## What the exercise asks:
In the entries below, identify every line with the string "this" and copy it.

## Given records:
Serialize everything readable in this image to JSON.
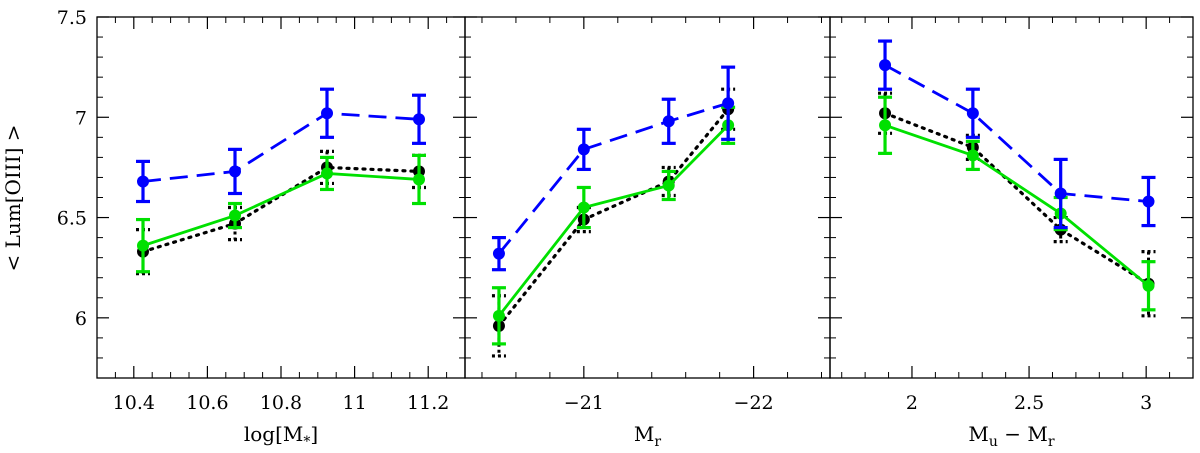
{
  "figure": {
    "ylabel": "< Lum[OIII] >"
  },
  "colors": {
    "blue": "#0000ff",
    "green": "#00e000",
    "black": "#000000"
  },
  "chart_data": [
    {
      "type": "line",
      "xlabel": "log[M*]",
      "xlabel_main": "log[M",
      "xlabel_sub": "*",
      "xlabel_tail": "]",
      "xlim": [
        10.3,
        11.3
      ],
      "ylim": [
        5.7,
        7.5
      ],
      "xticks": [
        10.4,
        10.6,
        10.8,
        11,
        11.2
      ],
      "xtick_labels": [
        "10.4",
        "10.6",
        "10.8",
        "11",
        "11.2"
      ],
      "yticks": [
        6,
        6.5,
        7,
        7.5
      ],
      "ytick_labels": [
        "6",
        "6.5",
        "7",
        "7.5"
      ],
      "grid": false,
      "series": [
        {
          "style": "dashed",
          "color": "blue",
          "x": [
            10.425,
            10.675,
            10.925,
            11.175
          ],
          "y": [
            6.68,
            6.73,
            7.02,
            6.99
          ],
          "yerr": [
            0.1,
            0.11,
            0.12,
            0.12
          ]
        },
        {
          "style": "dotted",
          "color": "black",
          "x": [
            10.425,
            10.675,
            10.925,
            11.175
          ],
          "y": [
            6.33,
            6.47,
            6.75,
            6.73
          ],
          "yerr": [
            0.11,
            0.08,
            0.08,
            0.08
          ]
        },
        {
          "style": "solid",
          "color": "green",
          "x": [
            10.425,
            10.675,
            10.925,
            11.175
          ],
          "y": [
            6.36,
            6.51,
            6.72,
            6.69
          ],
          "yerr": [
            0.13,
            0.06,
            0.08,
            0.12
          ]
        }
      ]
    },
    {
      "type": "line",
      "xlabel": "Mr",
      "xlabel_main": "M",
      "xlabel_sub": "r",
      "xlabel_tail": "",
      "xlim": [
        -20.3,
        -22.45
      ],
      "ylim": [
        5.7,
        7.5
      ],
      "xticks": [
        -21,
        -22
      ],
      "xtick_labels": [
        "−21",
        "−22"
      ],
      "yticks": [
        6,
        6.5,
        7,
        7.5
      ],
      "ytick_labels": [],
      "grid": false,
      "series": [
        {
          "style": "dashed",
          "color": "blue",
          "x": [
            -20.5,
            -21.0,
            -21.5,
            -21.85
          ],
          "y": [
            6.32,
            6.84,
            6.98,
            7.07
          ],
          "yerr": [
            0.08,
            0.1,
            0.11,
            0.18
          ]
        },
        {
          "style": "dotted",
          "color": "black",
          "x": [
            -20.5,
            -21.0,
            -21.5,
            -21.85
          ],
          "y": [
            5.96,
            6.49,
            6.68,
            7.04
          ],
          "yerr": [
            0.15,
            0.06,
            0.07,
            0.1
          ]
        },
        {
          "style": "solid",
          "color": "green",
          "x": [
            -20.5,
            -21.0,
            -21.5,
            -21.85
          ],
          "y": [
            6.01,
            6.55,
            6.66,
            6.96
          ],
          "yerr": [
            0.14,
            0.1,
            0.07,
            0.09
          ]
        }
      ]
    },
    {
      "type": "line",
      "xlabel": "Mu − Mr",
      "xlabel_main": "M",
      "xlabel_sub": "u",
      "xlabel_mid": " − M",
      "xlabel_sub2": "r",
      "xlim": [
        1.65,
        3.2
      ],
      "ylim": [
        5.7,
        7.5
      ],
      "xticks": [
        2,
        2.5,
        3
      ],
      "xtick_labels": [
        "2",
        "2.5",
        "3"
      ],
      "yticks": [
        6,
        6.5,
        7,
        7.5
      ],
      "ytick_labels": [],
      "grid": false,
      "series": [
        {
          "style": "dashed",
          "color": "blue",
          "x": [
            1.885,
            2.26,
            2.635,
            3.01
          ],
          "y": [
            7.26,
            7.02,
            6.62,
            6.58
          ],
          "yerr": [
            0.12,
            0.12,
            0.17,
            0.12
          ]
        },
        {
          "style": "dotted",
          "color": "black",
          "x": [
            1.885,
            2.26,
            2.635,
            3.01
          ],
          "y": [
            7.02,
            6.85,
            6.44,
            6.17
          ],
          "yerr": [
            0.1,
            0.06,
            0.06,
            0.16
          ]
        },
        {
          "style": "solid",
          "color": "green",
          "x": [
            1.885,
            2.26,
            2.635,
            3.01
          ],
          "y": [
            6.96,
            6.81,
            6.52,
            6.16
          ],
          "yerr": [
            0.14,
            0.07,
            0.08,
            0.12
          ]
        }
      ]
    }
  ]
}
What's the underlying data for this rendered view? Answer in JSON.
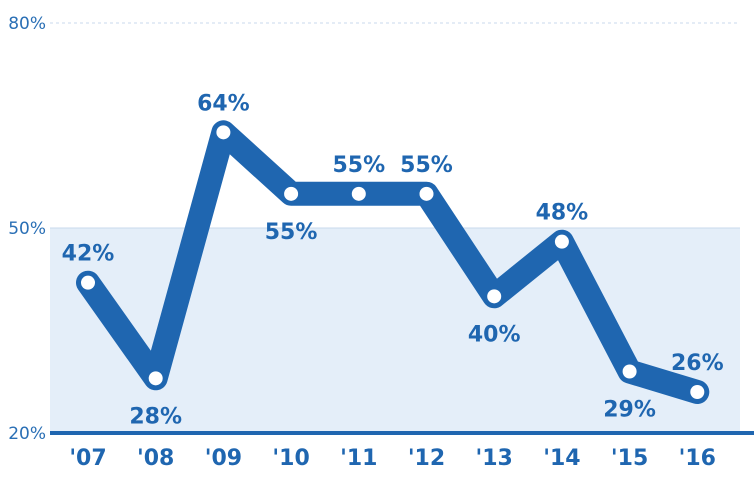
{
  "chart_data": {
    "type": "line",
    "title": "",
    "xlabel": "",
    "ylabel": "",
    "categories": [
      "'07",
      "'08",
      "'09",
      "'10",
      "'11",
      "'12",
      "'13",
      "'14",
      "'15",
      "'16"
    ],
    "series": [
      {
        "values": [
          42,
          28,
          64,
          55,
          55,
          55,
          40,
          48,
          29,
          26
        ],
        "labels": [
          "42%",
          "28%",
          "64%",
          "55%",
          "55%",
          "55%",
          "40%",
          "48%",
          "29%",
          "26%"
        ]
      }
    ],
    "y_ticks": [
      "20%",
      "50%",
      "80%"
    ],
    "y_tick_values": [
      20,
      50,
      80
    ],
    "ylim": [
      20,
      80
    ],
    "shaded_band": [
      20,
      50
    ],
    "grid": true,
    "colors": {
      "line": "#1f66b0",
      "marker_fill": "#ffffff",
      "band": "#e4eef9",
      "grid": "#c9d9ec",
      "axis": "#1f66b0"
    }
  }
}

## Expected answer:
Serialize everything readable in this image to JSON.
What's the underlying data for this rendered view? Answer in JSON.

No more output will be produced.